** start Given entries **

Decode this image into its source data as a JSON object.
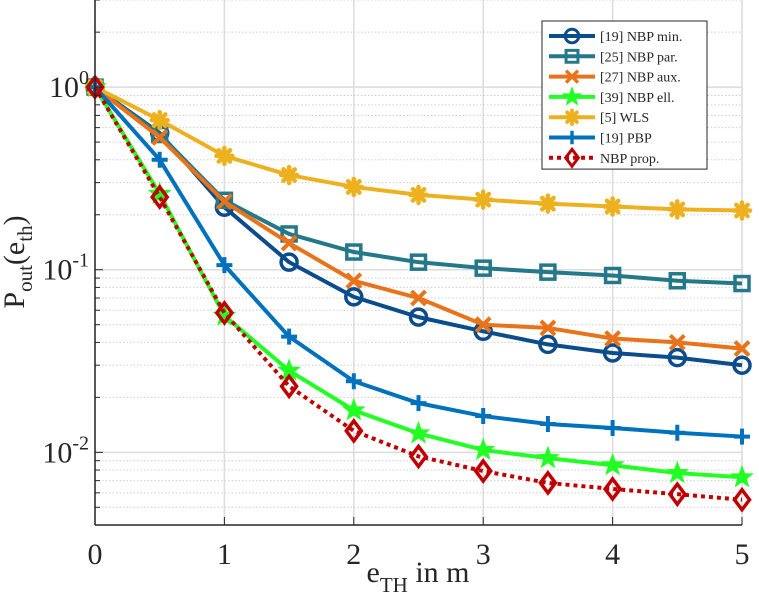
{
  "chart_data": {
    "type": "line",
    "title": "",
    "xlabel": "e_TH in m",
    "xlabel_main": "e",
    "xlabel_sub": "TH",
    "xlabel_rest": " in m",
    "ylabel_main": "P",
    "ylabel_sub": "out",
    "ylabel_rest": "(e",
    "ylabel_sub2": "th",
    "ylabel_end": ")",
    "xlim": [
      0,
      5
    ],
    "ylim": [
      0.004,
      3
    ],
    "yscale": "log",
    "grid": true,
    "legend_position": "top-right",
    "xticks": [
      "0",
      "1",
      "2",
      "3",
      "4",
      "5"
    ],
    "yticks": [
      {
        "base": "10",
        "exp": "0"
      },
      {
        "base": "10",
        "exp": "-1"
      },
      {
        "base": "10",
        "exp": "-2"
      }
    ],
    "x": [
      0,
      0.5,
      1,
      1.5,
      2,
      2.5,
      3,
      3.5,
      4,
      4.5,
      5
    ],
    "series": [
      {
        "name": "[19] NBP min.",
        "color": "#0b4c8c",
        "marker": "circle",
        "dash": false,
        "values": [
          1,
          0.56,
          0.22,
          0.11,
          0.071,
          0.055,
          0.046,
          0.039,
          0.035,
          0.033,
          0.03
        ]
      },
      {
        "name": "[25] NBP par.",
        "color": "#23788a",
        "marker": "square",
        "dash": false,
        "values": [
          1,
          0.55,
          0.24,
          0.157,
          0.125,
          0.11,
          0.102,
          0.097,
          0.093,
          0.087,
          0.084
        ]
      },
      {
        "name": "[27] NBP aux.",
        "color": "#e8731a",
        "marker": "x",
        "dash": false,
        "values": [
          1,
          0.53,
          0.236,
          0.14,
          0.087,
          0.07,
          0.05,
          0.048,
          0.042,
          0.04,
          0.037
        ]
      },
      {
        "name": "[39] NBP ell.",
        "color": "#22ff22",
        "marker": "star",
        "dash": false,
        "values": [
          1,
          0.26,
          0.056,
          0.028,
          0.017,
          0.0127,
          0.0103,
          0.0093,
          0.0085,
          0.0077,
          0.0073
        ]
      },
      {
        "name": "[5] WLS",
        "color": "#edb120",
        "marker": "asterisk",
        "dash": false,
        "values": [
          1,
          0.66,
          0.42,
          0.33,
          0.284,
          0.257,
          0.242,
          0.23,
          0.222,
          0.214,
          0.211
        ]
      },
      {
        "name": "[19] PBP",
        "color": "#0072bd",
        "marker": "plus",
        "dash": false,
        "values": [
          1,
          0.4,
          0.106,
          0.043,
          0.0245,
          0.0186,
          0.0158,
          0.0143,
          0.0136,
          0.0128,
          0.0122
        ]
      },
      {
        "name": "NBP prop.",
        "color": "#c00000",
        "marker": "diamond",
        "dash": true,
        "values": [
          1,
          0.25,
          0.058,
          0.023,
          0.0131,
          0.0095,
          0.0079,
          0.0068,
          0.0063,
          0.0059,
          0.0055
        ]
      }
    ]
  }
}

** end Given entries **

**Exercise details**: Write the listing above out again exactly, dropping each image.

**Task output**:
Decode this image into its source data as a JSON object.
{
  "chart_data": {
    "type": "line",
    "title": "",
    "xlabel": "e_TH in m",
    "xlabel_main": "e",
    "xlabel_sub": "TH",
    "xlabel_rest": " in m",
    "ylabel_main": "P",
    "ylabel_sub": "out",
    "ylabel_rest": "(e",
    "ylabel_sub2": "th",
    "ylabel_end": ")",
    "xlim": [
      0,
      5
    ],
    "ylim": [
      0.004,
      3
    ],
    "yscale": "log",
    "grid": true,
    "legend_position": "top-right",
    "xticks": [
      "0",
      "1",
      "2",
      "3",
      "4",
      "5"
    ],
    "yticks": [
      {
        "base": "10",
        "exp": "0"
      },
      {
        "base": "10",
        "exp": "-1"
      },
      {
        "base": "10",
        "exp": "-2"
      }
    ],
    "x": [
      0,
      0.5,
      1,
      1.5,
      2,
      2.5,
      3,
      3.5,
      4,
      4.5,
      5
    ],
    "series": [
      {
        "name": "[19] NBP min.",
        "color": "#0b4c8c",
        "marker": "circle",
        "dash": false,
        "values": [
          1,
          0.56,
          0.22,
          0.11,
          0.071,
          0.055,
          0.046,
          0.039,
          0.035,
          0.033,
          0.03
        ]
      },
      {
        "name": "[25] NBP par.",
        "color": "#23788a",
        "marker": "square",
        "dash": false,
        "values": [
          1,
          0.55,
          0.24,
          0.157,
          0.125,
          0.11,
          0.102,
          0.097,
          0.093,
          0.087,
          0.084
        ]
      },
      {
        "name": "[27] NBP aux.",
        "color": "#e8731a",
        "marker": "x",
        "dash": false,
        "values": [
          1,
          0.53,
          0.236,
          0.14,
          0.087,
          0.07,
          0.05,
          0.048,
          0.042,
          0.04,
          0.037
        ]
      },
      {
        "name": "[39] NBP ell.",
        "color": "#22ff22",
        "marker": "star",
        "dash": false,
        "values": [
          1,
          0.26,
          0.056,
          0.028,
          0.017,
          0.0127,
          0.0103,
          0.0093,
          0.0085,
          0.0077,
          0.0073
        ]
      },
      {
        "name": "[5] WLS",
        "color": "#edb120",
        "marker": "asterisk",
        "dash": false,
        "values": [
          1,
          0.66,
          0.42,
          0.33,
          0.284,
          0.257,
          0.242,
          0.23,
          0.222,
          0.214,
          0.211
        ]
      },
      {
        "name": "[19] PBP",
        "color": "#0072bd",
        "marker": "plus",
        "dash": false,
        "values": [
          1,
          0.4,
          0.106,
          0.043,
          0.0245,
          0.0186,
          0.0158,
          0.0143,
          0.0136,
          0.0128,
          0.0122
        ]
      },
      {
        "name": "NBP prop.",
        "color": "#c00000",
        "marker": "diamond",
        "dash": true,
        "values": [
          1,
          0.25,
          0.058,
          0.023,
          0.0131,
          0.0095,
          0.0079,
          0.0068,
          0.0063,
          0.0059,
          0.0055
        ]
      }
    ]
  }
}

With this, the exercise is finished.